#### RECORDS

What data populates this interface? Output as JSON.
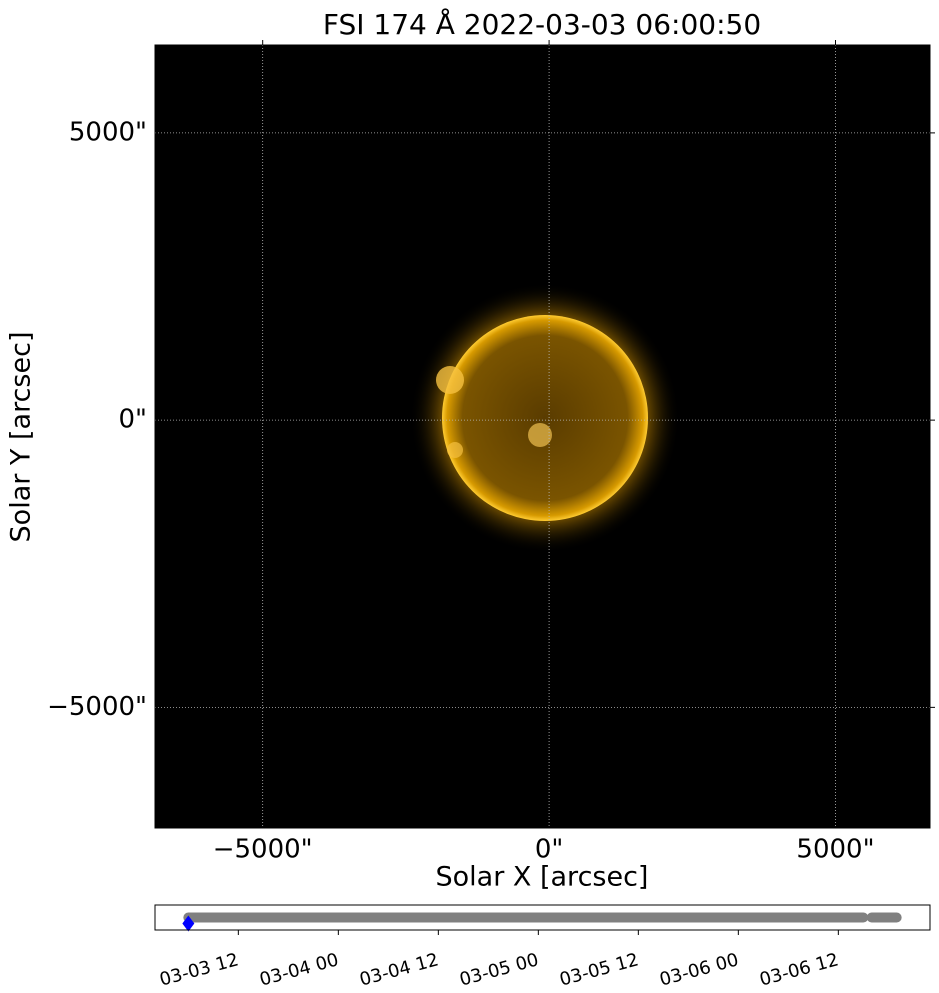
{
  "chart_data": [
    {
      "type": "image",
      "title": "FSI 174 Å 2022-03-03 06:00:50",
      "x_label": "Solar X [arcsec]",
      "y_label": "Solar Y [arcsec]",
      "xlim": [
        -6880,
        6650
      ],
      "ylim": [
        -7100,
        6530
      ],
      "xticks": [
        {
          "value": -5000,
          "label": "−5000\""
        },
        {
          "value": 0,
          "label": "0\""
        },
        {
          "value": 5000,
          "label": "5000\""
        }
      ],
      "yticks": [
        {
          "value": -5000,
          "label": "−5000\""
        },
        {
          "value": 0,
          "label": "0\""
        },
        {
          "value": 5000,
          "label": "5000\""
        }
      ],
      "grid": true
    },
    {
      "type": "timeline",
      "xlim": [
        "03-03 02",
        "03-06 23"
      ],
      "xticks": [
        "03-03 12",
        "03-04 00",
        "03-04 12",
        "03-05 00",
        "03-05 12",
        "03-06 00",
        "03-06 12"
      ],
      "spans": [
        [
          "03-03 06",
          "03-06 15"
        ],
        [
          "03-06 16",
          "03-06 19"
        ]
      ],
      "span_color": "#808080",
      "current": "03-03 06",
      "current_color": "#0000ff"
    }
  ]
}
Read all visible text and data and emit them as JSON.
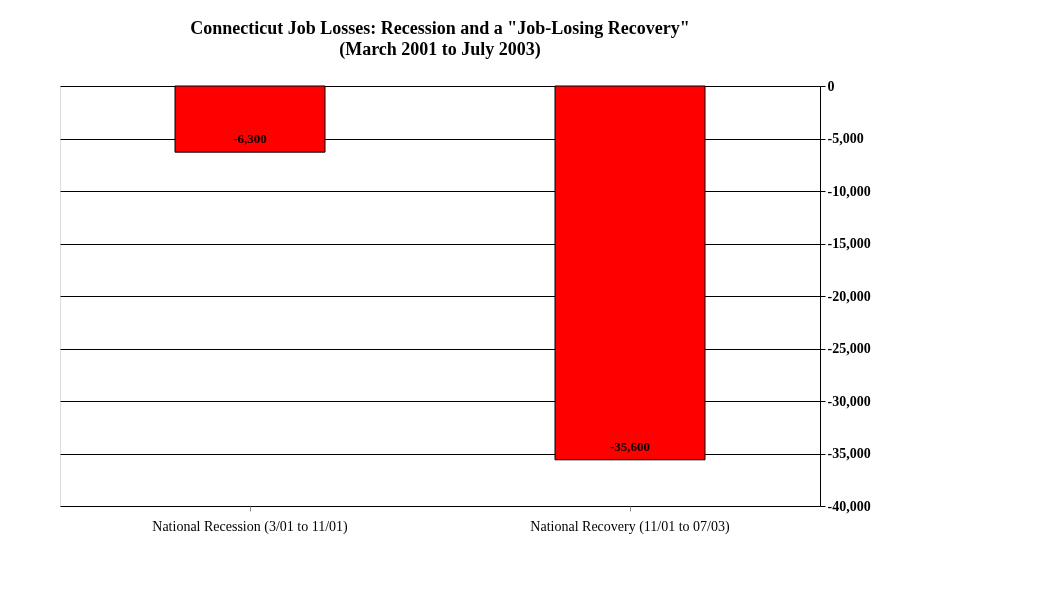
{
  "chart_data": {
    "type": "bar",
    "title": "Connecticut Job Losses: Recession and a \"Job-Losing Recovery\"",
    "subtitle": "(March 2001 to July 2003)",
    "categories": [
      "National Recession (3/01 to 11/01)",
      "National Recovery (11/01 to 07/03)"
    ],
    "values": [
      -6300,
      -35600
    ],
    "color": "#ff0000",
    "value_labels": [
      "-6,300",
      "-35,600"
    ],
    "ylim": [
      -40000,
      0
    ],
    "yticks": [
      {
        "value": 0,
        "label": "0"
      },
      {
        "value": -5000,
        "label": "-5,000"
      },
      {
        "value": -10000,
        "label": "-10,000"
      },
      {
        "value": -15000,
        "label": "-15,000"
      },
      {
        "value": -20000,
        "label": "-20,000"
      },
      {
        "value": -25000,
        "label": "-25,000"
      },
      {
        "value": -30000,
        "label": "-30,000"
      },
      {
        "value": -35000,
        "label": "-35,000"
      },
      {
        "value": -40000,
        "label": "-40,000"
      }
    ],
    "grid": "y"
  }
}
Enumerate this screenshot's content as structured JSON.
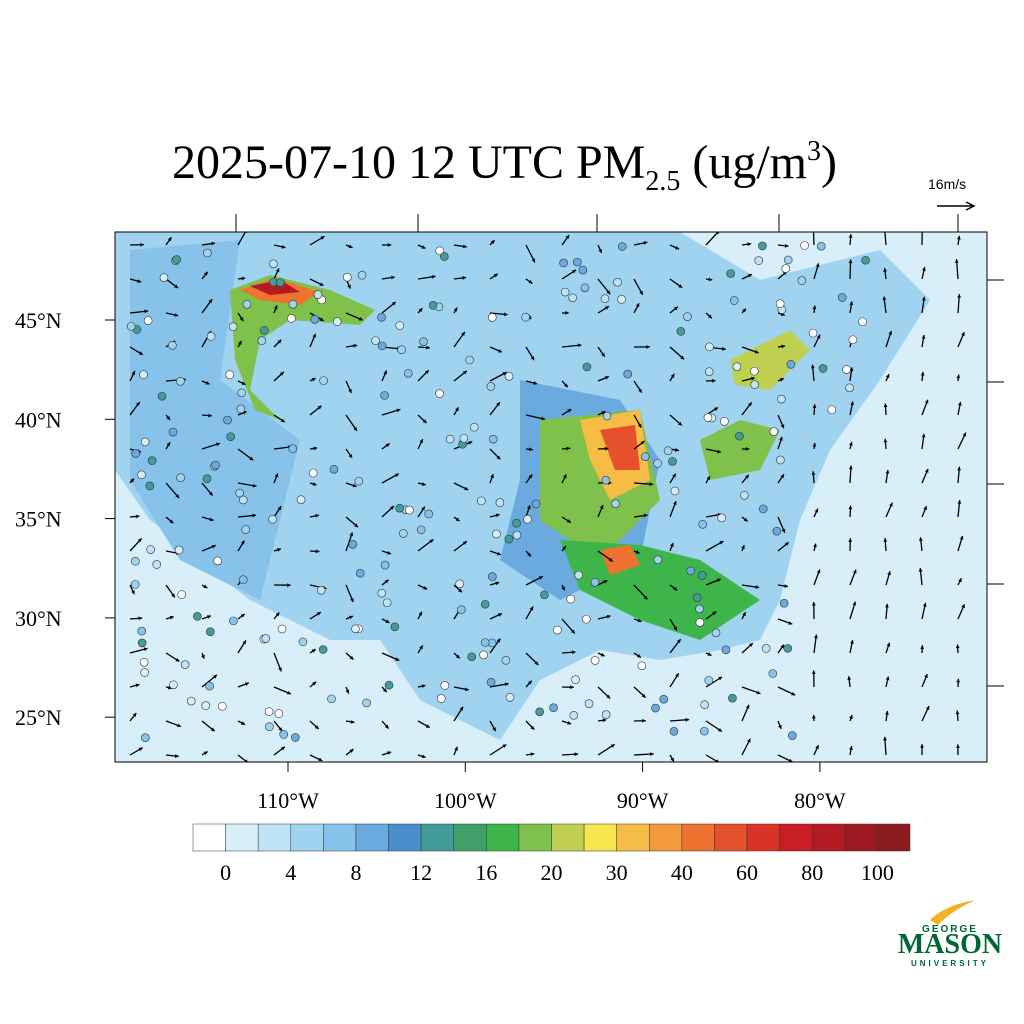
{
  "title": {
    "main": "2025-07-10 12 UTC PM",
    "sub": "2.5",
    "unit": " (ug/m",
    "sup": "3",
    "close": ")"
  },
  "vector_reference": "16m/s",
  "lat_labels": [
    "45°N",
    "40°N",
    "35°N",
    "30°N",
    "25°N"
  ],
  "lon_labels": [
    "110°W",
    "100°W",
    "90°W",
    "80°W"
  ],
  "colorbar": {
    "colors": [
      "#ffffff",
      "#d8eef9",
      "#bde3f5",
      "#9fd3f0",
      "#86c2ea",
      "#6aaadf",
      "#4a8dcc",
      "#449c9a",
      "#41a06a",
      "#3db54a",
      "#7fc14a",
      "#bfd051",
      "#f6e54c",
      "#f5bd45",
      "#f39a3d",
      "#ee7330",
      "#e4512c",
      "#d93328",
      "#c91e26",
      "#b31a22",
      "#9c1a1f",
      "#8b1a1c"
    ],
    "labels": [
      "0",
      "4",
      "8",
      "12",
      "16",
      "20",
      "30",
      "40",
      "60",
      "80",
      "100"
    ]
  },
  "logo": {
    "top": "GEORGE",
    "name": "MASON",
    "bottom": "UNIVERSITY"
  }
}
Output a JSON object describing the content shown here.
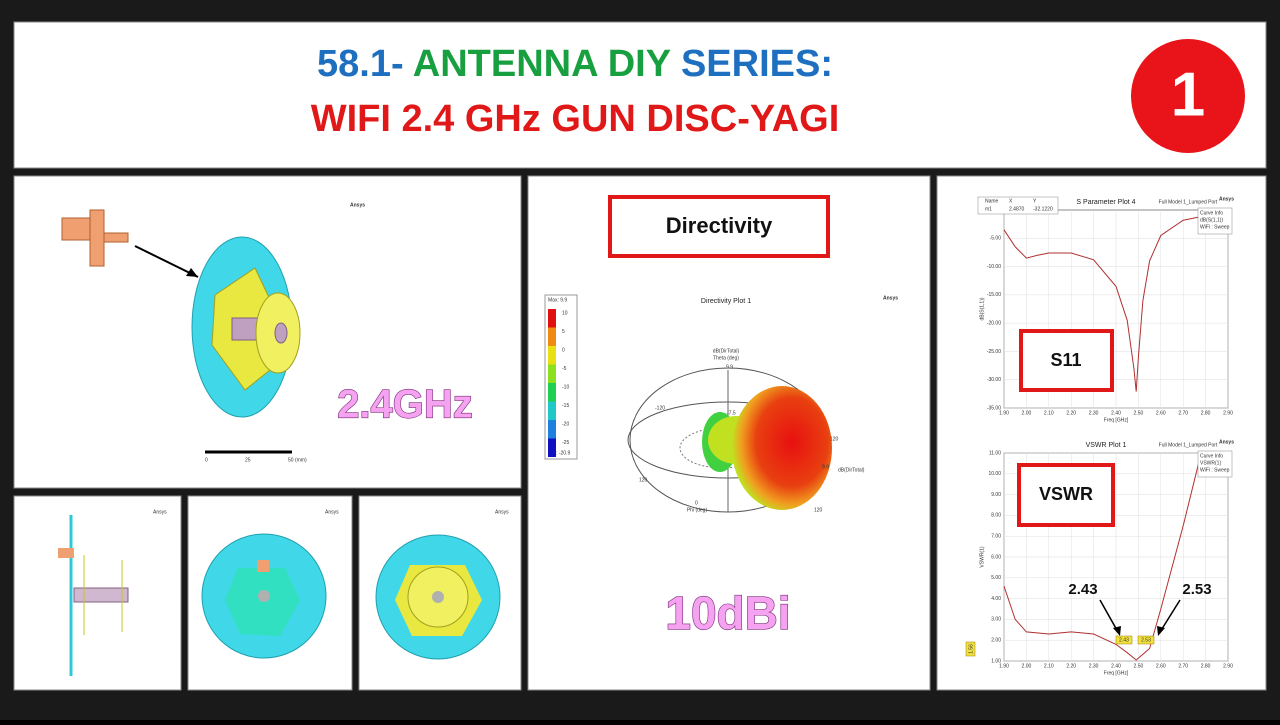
{
  "header": {
    "line1": [
      "58.1-",
      "ANTENNA DIY",
      "SERIES:"
    ],
    "line2": "WIFI 2.4 GHz GUN DISC-YAGI",
    "badge": "1"
  },
  "model_panel": {
    "brand": "Ansys",
    "label": "2.4GHz",
    "scale": [
      "0",
      "25",
      "50 (mm)"
    ]
  },
  "small_panels": [
    {
      "brand": "Ansys"
    },
    {
      "brand": "Ansys"
    },
    {
      "brand": "Ansys"
    }
  ],
  "directivity": {
    "button": "Directivity",
    "title": "Directivity Plot 1",
    "brand": "Ansys",
    "max": "Max: 9.9",
    "min": "Min: -20.9",
    "colorbar": {
      "ticks": [
        10,
        5,
        0,
        -5,
        -10,
        -15,
        -20,
        -25
      ],
      "colors": [
        "#e01010",
        "#f08a10",
        "#e8e010",
        "#8ce020",
        "#20d050",
        "#20c8c8",
        "#2080e0",
        "#1010c0"
      ]
    },
    "axis_labels": [
      "dB(DirTotal)",
      "Theta (deg)",
      "Phi (deg)",
      "dB(DirTotal)"
    ],
    "polar_labels": [
      "9.9",
      "-120",
      "-7.5",
      "120",
      "9.9",
      "120",
      "0",
      "120"
    ],
    "gain_label": "10dBi"
  },
  "s11": {
    "title": "S Parameter Plot 4",
    "subtitle": "Full Model 1_Lumped Port",
    "brand": "Ansys",
    "ylabel": "dB(S(1,1))",
    "xlabel": "Freq [GHz]",
    "legend": [
      "Curve Info",
      "dB(S(1,1))",
      "WiFi : Sweep"
    ],
    "marker_table": {
      "headers": [
        "Name",
        "X",
        "Y"
      ],
      "row": [
        "m1",
        "2.4870",
        "-32.1220"
      ]
    },
    "callout": "S11",
    "color": "#b03030",
    "x": [
      1.9,
      1.95,
      2.0,
      2.05,
      2.1,
      2.2,
      2.3,
      2.4,
      2.45,
      2.48,
      2.49,
      2.5,
      2.52,
      2.55,
      2.6,
      2.7,
      2.8,
      2.9
    ],
    "values": [
      -3.5,
      -6.5,
      -8.5,
      -8.0,
      -7.6,
      -7.6,
      -8.8,
      -13.5,
      -19.5,
      -28,
      -32.1,
      -26,
      -16,
      -9,
      -4.5,
      -1.8,
      -1.0,
      -0.9
    ],
    "xlim": [
      1.9,
      2.9
    ],
    "ylim": [
      -35,
      0
    ],
    "xticks": [
      {
        "value": 1.9,
        "label": "1.90"
      },
      {
        "value": 2.0,
        "label": "2.00"
      },
      {
        "value": 2.1,
        "label": "2.10"
      },
      {
        "value": 2.2,
        "label": "2.20"
      },
      {
        "value": 2.3,
        "label": "2.30"
      },
      {
        "value": 2.4,
        "label": "2.40"
      },
      {
        "value": 2.5,
        "label": "2.50"
      },
      {
        "value": 2.6,
        "label": "2.60"
      },
      {
        "value": 2.7,
        "label": "2.70"
      },
      {
        "value": 2.8,
        "label": "2.80"
      },
      {
        "value": 2.9,
        "label": "2.90"
      }
    ],
    "yticks": [
      {
        "value": -35,
        "label": "-35.00"
      },
      {
        "value": -30,
        "label": "-30.00"
      },
      {
        "value": -25,
        "label": "-25.00"
      },
      {
        "value": -20,
        "label": "-20.00"
      },
      {
        "value": -15,
        "label": "-15.00"
      },
      {
        "value": -10,
        "label": "-10.00"
      },
      {
        "value": -5,
        "label": "-5.00"
      }
    ]
  },
  "vswr": {
    "title": "VSWR Plot 1",
    "subtitle": "Full Model 1_Lumped Port",
    "brand": "Ansys",
    "ylabel": "VSWR(1)",
    "xlabel": "Freq [GHz]",
    "legend": [
      "Curve Info",
      "VSWR(1)",
      "WiFi : Sweep"
    ],
    "callout": "VSWR",
    "color": "#b03030",
    "annotations": [
      "2.43",
      "2.53"
    ],
    "marker_labels": [
      "2.43",
      "2.53"
    ],
    "y_marker": "1.56",
    "x": [
      1.9,
      1.95,
      2.0,
      2.1,
      2.2,
      2.3,
      2.4,
      2.45,
      2.49,
      2.55,
      2.6,
      2.7,
      2.78
    ],
    "values": [
      4.6,
      3.0,
      2.4,
      2.3,
      2.4,
      2.3,
      1.8,
      1.4,
      1.05,
      1.6,
      3.5,
      7.5,
      11.0
    ],
    "xlim": [
      1.9,
      2.9
    ],
    "ylim": [
      1,
      11
    ],
    "xticks": [
      {
        "value": 1.9,
        "label": "1.90"
      },
      {
        "value": 2.0,
        "label": "2.00"
      },
      {
        "value": 2.1,
        "label": "2.10"
      },
      {
        "value": 2.2,
        "label": "2.20"
      },
      {
        "value": 2.3,
        "label": "2.30"
      },
      {
        "value": 2.4,
        "label": "2.40"
      },
      {
        "value": 2.5,
        "label": "2.50"
      },
      {
        "value": 2.6,
        "label": "2.60"
      },
      {
        "value": 2.7,
        "label": "2.70"
      },
      {
        "value": 2.8,
        "label": "2.80"
      },
      {
        "value": 2.9,
        "label": "2.90"
      }
    ],
    "yticks": [
      {
        "value": 1,
        "label": "1.00"
      },
      {
        "value": 2,
        "label": "2.00"
      },
      {
        "value": 3,
        "label": "3.00"
      },
      {
        "value": 4,
        "label": "4.00"
      },
      {
        "value": 5,
        "label": "5.00"
      },
      {
        "value": 6,
        "label": "6.00"
      },
      {
        "value": 7,
        "label": "7.00"
      },
      {
        "value": 8,
        "label": "8.00"
      },
      {
        "value": 9,
        "label": "9.00"
      },
      {
        "value": 10,
        "label": "10.00"
      },
      {
        "value": 11,
        "label": "11.00"
      }
    ]
  }
}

#### EXERCISE PROMPT
From the listing above, report the number of lines containing the string "JSON", without any accompanying remarks.

#### REPLY TO THE TASK
4